**Problem to solve:**
Without omitting anything, retype the data that follows.

**Exercise inputs:**
· · · · · · ·

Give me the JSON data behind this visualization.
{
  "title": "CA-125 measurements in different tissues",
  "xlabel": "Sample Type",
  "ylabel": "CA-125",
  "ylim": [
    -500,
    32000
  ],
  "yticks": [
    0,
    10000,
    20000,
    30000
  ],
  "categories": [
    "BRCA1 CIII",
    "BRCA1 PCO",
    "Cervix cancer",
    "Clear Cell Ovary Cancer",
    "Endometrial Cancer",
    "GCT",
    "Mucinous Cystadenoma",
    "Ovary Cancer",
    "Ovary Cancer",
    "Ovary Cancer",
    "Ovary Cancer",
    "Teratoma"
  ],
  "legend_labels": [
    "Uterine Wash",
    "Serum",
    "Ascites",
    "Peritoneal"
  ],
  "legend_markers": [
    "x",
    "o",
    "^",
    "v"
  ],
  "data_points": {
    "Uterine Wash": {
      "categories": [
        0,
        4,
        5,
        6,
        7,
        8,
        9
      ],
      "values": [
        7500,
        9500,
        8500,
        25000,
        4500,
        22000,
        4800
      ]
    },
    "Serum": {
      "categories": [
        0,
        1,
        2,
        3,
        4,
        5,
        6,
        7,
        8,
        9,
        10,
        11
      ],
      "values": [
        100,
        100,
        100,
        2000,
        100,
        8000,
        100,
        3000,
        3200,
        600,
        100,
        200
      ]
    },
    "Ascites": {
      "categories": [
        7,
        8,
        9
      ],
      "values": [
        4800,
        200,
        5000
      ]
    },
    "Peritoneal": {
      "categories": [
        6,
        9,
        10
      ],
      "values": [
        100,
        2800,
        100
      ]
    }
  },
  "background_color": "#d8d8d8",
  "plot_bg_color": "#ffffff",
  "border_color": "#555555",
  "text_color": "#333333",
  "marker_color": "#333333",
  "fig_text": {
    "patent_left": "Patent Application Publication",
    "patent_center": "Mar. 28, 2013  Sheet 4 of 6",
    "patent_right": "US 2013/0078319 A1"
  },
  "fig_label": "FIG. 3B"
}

· · · · · · ·

**Answer to this exercise:**
Give me the JSON data behind this visualization.
{
  "title": "CA-125 measurements in different tissues",
  "xlabel": "Sample Type",
  "ylabel": "CA-125",
  "ylim": [
    -500,
    32000
  ],
  "yticks": [
    0,
    10000,
    20000,
    30000
  ],
  "categories": [
    "BRCA1 CIII",
    "BRCA1 PCO",
    "Cervix cancer",
    "Clear Cell Ovary Cancer",
    "Endometrial Cancer",
    "GCT",
    "Mucinous Cystadenoma",
    "Ovary Cancer",
    "Ovary Cancer",
    "Ovary Cancer",
    "Ovary Cancer",
    "Teratoma"
  ],
  "legend_labels": [
    "Uterine Wash",
    "Serum",
    "Ascites",
    "Peritoneal"
  ],
  "legend_markers": [
    "x",
    "o",
    "^",
    "v"
  ],
  "data_points": {
    "Uterine Wash": {
      "categories": [
        0,
        4,
        5,
        6,
        7,
        8,
        9
      ],
      "values": [
        7500,
        9500,
        8500,
        25000,
        4500,
        22000,
        4800
      ]
    },
    "Serum": {
      "categories": [
        0,
        1,
        2,
        3,
        4,
        5,
        6,
        7,
        8,
        9,
        10,
        11
      ],
      "values": [
        100,
        100,
        100,
        2000,
        100,
        8000,
        100,
        3000,
        3200,
        600,
        100,
        200
      ]
    },
    "Ascites": {
      "categories": [
        7,
        8,
        9
      ],
      "values": [
        4800,
        200,
        5000
      ]
    },
    "Peritoneal": {
      "categories": [
        6,
        9,
        10
      ],
      "values": [
        100,
        2800,
        100
      ]
    }
  },
  "background_color": "#d8d8d8",
  "plot_bg_color": "#ffffff",
  "border_color": "#555555",
  "text_color": "#333333",
  "marker_color": "#333333",
  "fig_text": {
    "patent_left": "Patent Application Publication",
    "patent_center": "Mar. 28, 2013  Sheet 4 of 6",
    "patent_right": "US 2013/0078319 A1"
  },
  "fig_label": "FIG. 3B"
}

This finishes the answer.